[Problem]: Extract each line bearing the word "第二代计算机".

[Data for the task]:
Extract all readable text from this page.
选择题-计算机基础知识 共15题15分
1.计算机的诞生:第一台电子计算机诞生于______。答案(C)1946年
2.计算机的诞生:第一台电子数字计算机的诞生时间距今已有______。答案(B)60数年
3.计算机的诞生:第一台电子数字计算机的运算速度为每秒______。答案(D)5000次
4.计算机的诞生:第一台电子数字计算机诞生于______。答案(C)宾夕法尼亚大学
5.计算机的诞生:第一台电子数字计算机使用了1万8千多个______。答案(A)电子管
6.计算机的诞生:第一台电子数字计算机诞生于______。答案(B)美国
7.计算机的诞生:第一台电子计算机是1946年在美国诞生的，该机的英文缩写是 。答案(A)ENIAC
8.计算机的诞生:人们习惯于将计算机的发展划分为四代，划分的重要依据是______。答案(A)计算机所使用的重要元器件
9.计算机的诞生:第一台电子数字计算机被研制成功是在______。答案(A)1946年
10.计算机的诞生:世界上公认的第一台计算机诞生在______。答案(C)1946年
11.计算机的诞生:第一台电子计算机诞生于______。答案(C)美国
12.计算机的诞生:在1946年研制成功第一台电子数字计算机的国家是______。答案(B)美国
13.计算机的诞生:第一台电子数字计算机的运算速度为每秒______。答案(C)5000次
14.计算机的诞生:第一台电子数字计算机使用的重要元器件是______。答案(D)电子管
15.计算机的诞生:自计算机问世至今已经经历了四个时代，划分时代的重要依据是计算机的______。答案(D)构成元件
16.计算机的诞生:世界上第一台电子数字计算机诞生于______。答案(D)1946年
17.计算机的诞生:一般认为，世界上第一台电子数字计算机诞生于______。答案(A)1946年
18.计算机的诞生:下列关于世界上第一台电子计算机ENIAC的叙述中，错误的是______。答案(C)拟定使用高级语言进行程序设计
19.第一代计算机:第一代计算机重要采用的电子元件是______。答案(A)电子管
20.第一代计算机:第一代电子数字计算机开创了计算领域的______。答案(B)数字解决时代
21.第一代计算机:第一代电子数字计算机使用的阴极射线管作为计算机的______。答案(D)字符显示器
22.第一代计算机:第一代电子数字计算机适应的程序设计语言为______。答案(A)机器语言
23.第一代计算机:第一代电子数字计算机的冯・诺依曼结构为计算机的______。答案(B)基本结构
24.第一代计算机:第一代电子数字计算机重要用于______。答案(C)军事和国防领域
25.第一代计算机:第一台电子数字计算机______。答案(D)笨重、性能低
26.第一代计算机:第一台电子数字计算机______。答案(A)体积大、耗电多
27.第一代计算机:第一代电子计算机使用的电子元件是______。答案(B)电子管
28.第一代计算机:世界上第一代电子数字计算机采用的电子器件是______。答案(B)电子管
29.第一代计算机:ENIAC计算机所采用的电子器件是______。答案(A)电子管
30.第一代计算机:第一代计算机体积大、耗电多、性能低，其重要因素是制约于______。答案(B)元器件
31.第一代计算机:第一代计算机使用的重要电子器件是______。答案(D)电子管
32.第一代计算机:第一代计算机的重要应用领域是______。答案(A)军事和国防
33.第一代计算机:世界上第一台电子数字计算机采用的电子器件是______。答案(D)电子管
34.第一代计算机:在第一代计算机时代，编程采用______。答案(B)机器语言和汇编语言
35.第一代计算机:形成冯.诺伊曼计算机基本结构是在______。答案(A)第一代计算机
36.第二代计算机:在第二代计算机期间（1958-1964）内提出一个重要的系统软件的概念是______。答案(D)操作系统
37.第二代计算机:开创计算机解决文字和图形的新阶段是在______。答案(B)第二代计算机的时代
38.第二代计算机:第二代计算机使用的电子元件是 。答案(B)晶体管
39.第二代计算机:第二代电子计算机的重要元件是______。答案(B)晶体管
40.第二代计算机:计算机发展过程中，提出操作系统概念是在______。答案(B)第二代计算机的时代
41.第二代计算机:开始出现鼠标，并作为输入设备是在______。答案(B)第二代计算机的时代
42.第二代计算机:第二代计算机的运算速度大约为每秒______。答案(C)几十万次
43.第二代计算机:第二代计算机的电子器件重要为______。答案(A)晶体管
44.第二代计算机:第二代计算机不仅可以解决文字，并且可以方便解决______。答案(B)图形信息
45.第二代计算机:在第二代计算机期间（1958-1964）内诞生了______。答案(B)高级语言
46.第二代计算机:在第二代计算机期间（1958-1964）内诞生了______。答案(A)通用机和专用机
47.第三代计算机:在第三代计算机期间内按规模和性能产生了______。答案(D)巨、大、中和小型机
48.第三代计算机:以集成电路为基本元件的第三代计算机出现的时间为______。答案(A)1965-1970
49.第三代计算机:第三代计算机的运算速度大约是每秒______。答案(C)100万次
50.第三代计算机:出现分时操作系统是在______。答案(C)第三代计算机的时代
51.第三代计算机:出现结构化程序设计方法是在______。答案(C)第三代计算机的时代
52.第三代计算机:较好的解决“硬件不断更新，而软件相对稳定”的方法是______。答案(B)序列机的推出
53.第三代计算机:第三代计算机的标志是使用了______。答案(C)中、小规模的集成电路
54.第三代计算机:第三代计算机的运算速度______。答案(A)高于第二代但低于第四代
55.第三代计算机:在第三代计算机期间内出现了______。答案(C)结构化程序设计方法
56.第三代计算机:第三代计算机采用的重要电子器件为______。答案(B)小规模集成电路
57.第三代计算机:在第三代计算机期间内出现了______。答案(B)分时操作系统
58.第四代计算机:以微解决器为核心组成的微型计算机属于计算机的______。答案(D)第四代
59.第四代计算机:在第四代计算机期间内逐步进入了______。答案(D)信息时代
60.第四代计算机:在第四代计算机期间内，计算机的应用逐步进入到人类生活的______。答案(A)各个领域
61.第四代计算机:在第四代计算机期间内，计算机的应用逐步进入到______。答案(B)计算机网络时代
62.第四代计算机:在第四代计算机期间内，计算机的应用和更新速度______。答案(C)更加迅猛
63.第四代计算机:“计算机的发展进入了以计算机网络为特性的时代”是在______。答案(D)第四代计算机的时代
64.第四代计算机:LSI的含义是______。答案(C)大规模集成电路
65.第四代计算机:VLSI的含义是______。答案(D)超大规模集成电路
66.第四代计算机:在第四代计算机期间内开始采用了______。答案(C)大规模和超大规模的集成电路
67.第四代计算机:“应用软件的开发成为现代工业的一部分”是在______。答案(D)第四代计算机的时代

[Solution to this problem]:
36.第二代计算机:在第二代计算机期间（1958-1964）内提出一个重要的系统软件的概念是______。答案(D)操作系统
37.第二代计算机:开创计算机解决文字和图形的新阶段是在______。答案(B)第二代计算机的时代
38.第二代计算机:第二代计算机使用的电子元件是 。答案(B)晶体管
39.第二代计算机:第二代电子计算机的重要元件是______。答案(B)晶体管
40.第二代计算机:计算机发展过程中，提出操作系统概念是在______。答案(B)第二代计算机的时代
41.第二代计算机:开始出现鼠标，并作为输入设备是在______。答案(B)第二代计算机的时代
42.第二代计算机:第二代计算机的运算速度大约为每秒______。答案(C)几十万次
43.第二代计算机:第二代计算机的电子器件重要为______。答案(A)晶体管
44.第二代计算机:第二代计算机不仅可以解决文字，并且可以方便解决______。答案(B)图形信息
45.第二代计算机:在第二代计算机期间（1958-1964）内诞生了______。答案(B)高级语言
46.第二代计算机:在第二代计算机期间（1958-1964）内诞生了______。答案(A)通用机和专用机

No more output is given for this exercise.